[start]
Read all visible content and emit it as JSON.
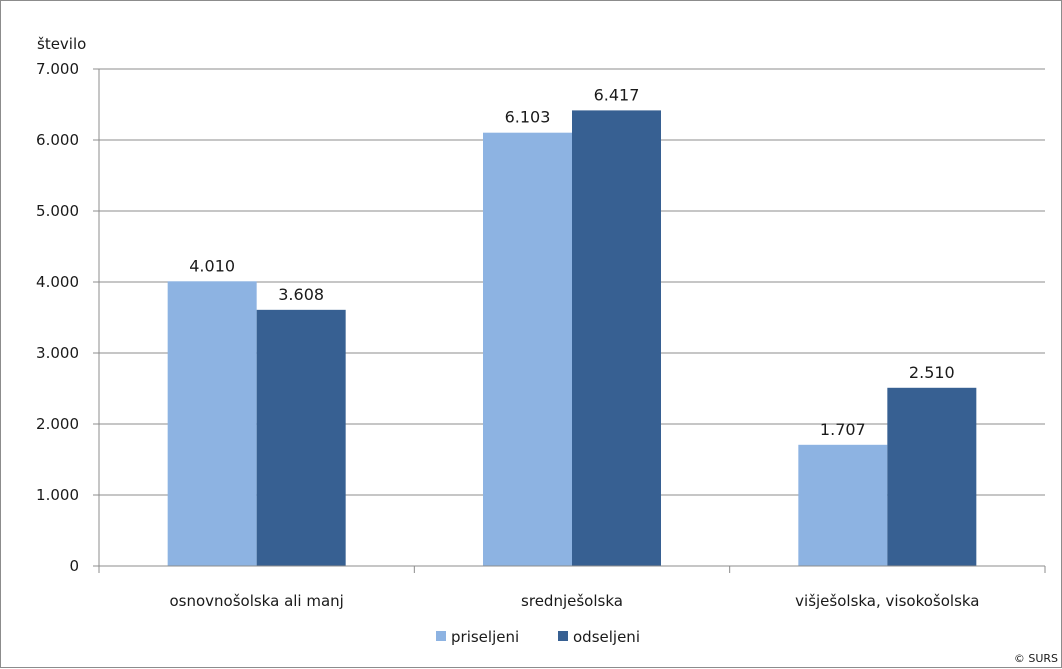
{
  "chart_data": {
    "type": "bar",
    "ylabel": "število",
    "categories": [
      "osnovnošolska ali manj",
      "srednješolska",
      "višješolska, visokošolska"
    ],
    "series": [
      {
        "name": "priseljeni",
        "values": [
          4010,
          6103,
          1707
        ],
        "labels": [
          "4.010",
          "6.103",
          "1.707"
        ],
        "color": "#8db3e2"
      },
      {
        "name": "odseljeni",
        "values": [
          3608,
          6417,
          2510
        ],
        "labels": [
          "3.608",
          "6.417",
          "2.510"
        ],
        "color": "#376092"
      }
    ],
    "ylim": [
      0,
      7000
    ],
    "yticks": [
      0,
      1000,
      2000,
      3000,
      4000,
      5000,
      6000,
      7000
    ],
    "ytick_labels": [
      "0",
      "1.000",
      "2.000",
      "3.000",
      "4.000",
      "5.000",
      "6.000",
      "7.000"
    ],
    "grid": true,
    "legend_position": "bottom"
  },
  "credit": "© SURS"
}
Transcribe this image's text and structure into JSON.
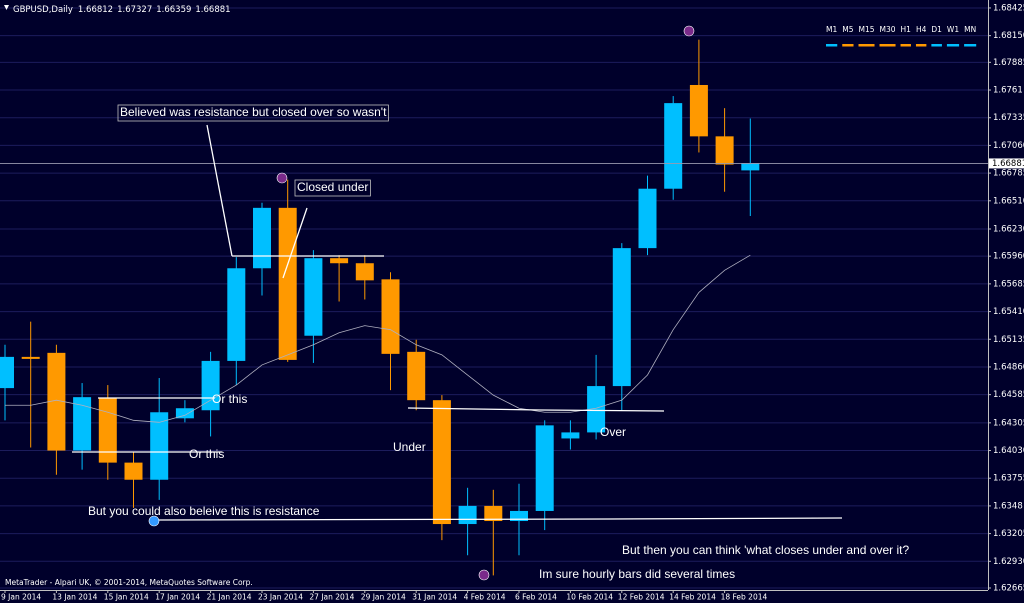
{
  "chart_data": {
    "type": "candlestick",
    "title": "GBPUSD,Daily",
    "categories": [
      "9 Jan 2014",
      null,
      "13 Jan 2014",
      null,
      "15 Jan 2014",
      null,
      "17 Jan 2014",
      null,
      "21 Jan 2014",
      null,
      "23 Jan 2014",
      null,
      "27 Jan 2014",
      null,
      "29 Jan 2014",
      null,
      "31 Jan 2014",
      null,
      "4 Feb 2014",
      null,
      "6 Feb 2014",
      null,
      "10 Feb 2014",
      null,
      "12 Feb 2014",
      null,
      "14 Feb 2014",
      null,
      "18 Feb 2014",
      null
    ],
    "open": [
      1.6465,
      1.6496,
      1.65,
      1.6403,
      1.6455,
      1.6391,
      1.6374,
      1.6435,
      1.6443,
      1.6492,
      1.6584,
      1.6644,
      1.6517,
      1.6594,
      1.6589,
      1.6573,
      1.6501,
      1.6453,
      1.633,
      1.6348,
      1.6333,
      1.6343,
      1.6415,
      1.6421,
      1.6467,
      1.6604,
      1.6663,
      1.6766,
      1.6715,
      1.66812
    ],
    "high": [
      1.6508,
      1.6531,
      1.6508,
      1.647,
      1.6468,
      1.6401,
      1.6475,
      1.6453,
      1.6501,
      1.6595,
      1.6649,
      1.6672,
      1.6602,
      1.6597,
      1.6597,
      1.658,
      1.6513,
      1.6458,
      1.6366,
      1.6364,
      1.637,
      1.6433,
      1.6433,
      1.6498,
      1.6609,
      1.6676,
      1.6755,
      1.6811,
      1.6743,
      1.67327
    ],
    "low": [
      1.6433,
      1.6406,
      1.6379,
      1.6384,
      1.6374,
      1.6346,
      1.6354,
      1.6431,
      1.6417,
      1.6468,
      1.6557,
      1.6491,
      1.649,
      1.6551,
      1.6553,
      1.6463,
      1.6443,
      1.6314,
      1.6299,
      1.6279,
      1.6299,
      1.6324,
      1.6404,
      1.6414,
      1.6443,
      1.6597,
      1.6652,
      1.6699,
      1.666,
      1.66359
    ],
    "close": [
      1.6496,
      1.6494,
      1.6403,
      1.6456,
      1.6391,
      1.6374,
      1.6441,
      1.6445,
      1.6492,
      1.6584,
      1.6644,
      1.6493,
      1.6594,
      1.6589,
      1.6572,
      1.6499,
      1.6453,
      1.633,
      1.6348,
      1.6333,
      1.6343,
      1.6428,
      1.6421,
      1.6467,
      1.6604,
      1.6663,
      1.6748,
      1.6715,
      1.6687,
      1.66881
    ],
    "up_color": "#00bfff",
    "down_color": "#ff9900",
    "moving_average": {
      "color": "#b0b0c0",
      "values": [
        1.6448,
        1.6448,
        1.6453,
        1.6448,
        1.6441,
        1.6433,
        1.6431,
        1.6438,
        1.6453,
        1.6468,
        1.6488,
        1.6498,
        1.6508,
        1.652,
        1.6527,
        1.6523,
        1.6508,
        1.6498,
        1.6478,
        1.6458,
        1.6445,
        1.6441,
        1.6441,
        1.6445,
        1.6453,
        1.6478,
        1.6523,
        1.656,
        1.6582,
        1.6597
      ]
    },
    "ylim": [
      1.62645,
      1.68504
    ],
    "yticks": [
      1.68425,
      {
        "value": 1.6815,
        "label": "1.68150"
      },
      1.67885,
      1.6761,
      1.67335,
      {
        "value": 1.6706,
        "label": "1.67060"
      },
      1.66785,
      {
        "value": 1.6651,
        "label": "1.66510"
      },
      {
        "value": 1.6623,
        "label": "1.66230"
      },
      {
        "value": 1.6596,
        "label": "1.65960"
      },
      1.65685,
      {
        "value": 1.6541,
        "label": "1.65410"
      },
      1.65135,
      {
        "value": 1.6486,
        "label": "1.64860"
      },
      1.64585,
      1.64305,
      {
        "value": 1.6403,
        "label": "1.64030"
      },
      1.63755,
      1.6348,
      1.63205,
      {
        "value": 1.6293,
        "label": "1.62930"
      },
      1.62665
    ],
    "grid": true,
    "annotations": [
      "Believed was resistance but closed over so wasn't",
      "Closed under",
      "Or this",
      "Or this",
      "Under",
      "Over",
      "But you could also beleive this is resistance",
      "But then you can think 'what closes under and over it?",
      "Im sure hourly bars did several times"
    ],
    "timeframes": [
      "M1",
      "M5",
      "M15",
      "M30",
      "H1",
      "H4",
      "D1",
      "W1",
      "MN"
    ],
    "copyright": "MetaTrader - Alpari UK, © 2001-2014, MetaQuotes Software Corp."
  }
}
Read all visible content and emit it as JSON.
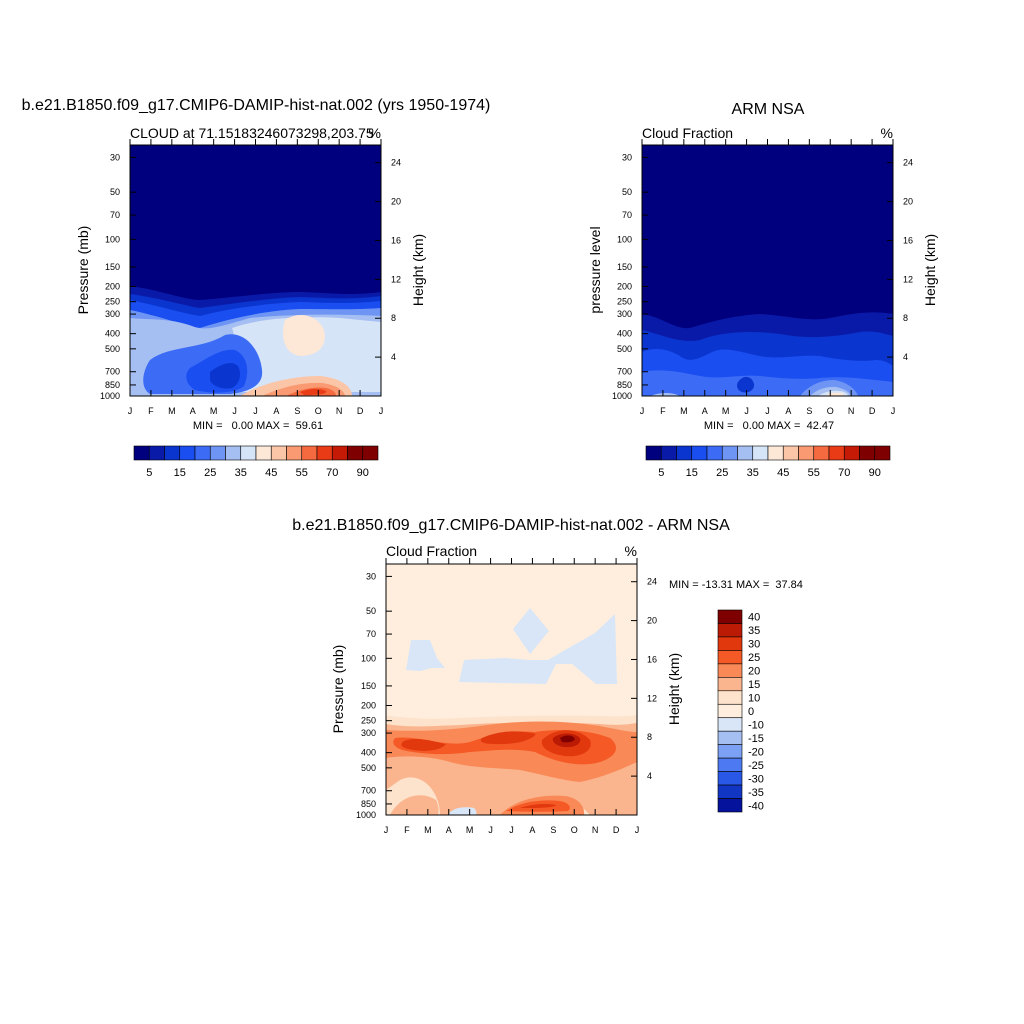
{
  "chart_data": [
    {
      "type": "heatmap",
      "id": "model",
      "title": "b.e21.B1850.f09_g17.CMIP6-DAMIP-hist-nat.002 (yrs 1950-1974)",
      "subtitle_left": "CLOUD at 71.15183246073298,203.75",
      "subtitle_right": "%",
      "ylabel": "Pressure (mb)",
      "ylabel_right": "Height (km)",
      "months": [
        "J",
        "F",
        "M",
        "A",
        "M",
        "J",
        "J",
        "A",
        "S",
        "O",
        "N",
        "D",
        "J"
      ],
      "pressure_ticks": [
        "30",
        "50",
        "70",
        "100",
        "150",
        "200",
        "250",
        "300",
        "400",
        "500",
        "700",
        "850",
        "1000"
      ],
      "height_ticks": [
        "24",
        "20",
        "16",
        "12",
        "8",
        "4"
      ],
      "minmax": "MIN =   0.00 MAX =  59.61",
      "min": 0.0,
      "max": 59.61,
      "colorbar_labels": [
        "5",
        "15",
        "25",
        "35",
        "45",
        "55",
        "70",
        "90"
      ]
    },
    {
      "type": "heatmap",
      "id": "obs",
      "title": "ARM NSA",
      "subtitle_left": "Cloud Fraction",
      "subtitle_right": "%",
      "ylabel": "pressure level",
      "ylabel_right": "Height (km)",
      "months": [
        "J",
        "F",
        "M",
        "A",
        "M",
        "J",
        "J",
        "A",
        "S",
        "O",
        "N",
        "D",
        "J"
      ],
      "pressure_ticks": [
        "30",
        "50",
        "70",
        "100",
        "150",
        "200",
        "250",
        "300",
        "400",
        "500",
        "700",
        "850",
        "1000"
      ],
      "height_ticks": [
        "24",
        "20",
        "16",
        "12",
        "8",
        "4"
      ],
      "minmax": "MIN =   0.00 MAX =  42.47",
      "min": 0.0,
      "max": 42.47,
      "colorbar_labels": [
        "5",
        "15",
        "25",
        "35",
        "45",
        "55",
        "70",
        "90"
      ]
    },
    {
      "type": "heatmap",
      "id": "diff",
      "title": "b.e21.B1850.f09_g17.CMIP6-DAMIP-hist-nat.002 - ARM NSA",
      "subtitle_left": "Cloud Fraction",
      "subtitle_right": "%",
      "ylabel": "Pressure (mb)",
      "ylabel_right": "Height (km)",
      "months": [
        "J",
        "F",
        "M",
        "A",
        "M",
        "J",
        "J",
        "A",
        "S",
        "O",
        "N",
        "D",
        "J"
      ],
      "pressure_ticks": [
        "30",
        "50",
        "70",
        "100",
        "150",
        "200",
        "250",
        "300",
        "400",
        "500",
        "700",
        "850",
        "1000"
      ],
      "height_ticks": [
        "24",
        "20",
        "16",
        "12",
        "8",
        "4"
      ],
      "minmax": "MIN = -13.31 MAX =  37.84",
      "min": -13.31,
      "max": 37.84,
      "colorbar_labels": [
        "40",
        "35",
        "30",
        "25",
        "20",
        "15",
        "10",
        "0",
        "-10",
        "-15",
        "-20",
        "-25",
        "-30",
        "-35",
        "-40"
      ]
    }
  ],
  "colors": {
    "seq": [
      "#00007f",
      "#0a1aa8",
      "#0a35cf",
      "#1a4ef0",
      "#3c6cf5",
      "#6e95f4",
      "#a6bff3",
      "#d6e4f8",
      "#fde7d6",
      "#fbc6a7",
      "#f99a72",
      "#f56a3e",
      "#e93c16",
      "#c41a06",
      "#7f0000"
    ],
    "div": [
      "#7f0000",
      "#bb1a04",
      "#e2380d",
      "#f55a26",
      "#f98a58",
      "#fbb58e",
      "#fde2cc",
      "#ffeedd",
      "#d8e6f8",
      "#a6bff3",
      "#7ca0f3",
      "#4d7af2",
      "#2a58e6",
      "#1236c4",
      "#04129c"
    ]
  }
}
[end]
From the listing above, pick out every line containing "resistance".

      "Believed was resistance but closed over so wasn't",
      "But you could also beleive this is resistance",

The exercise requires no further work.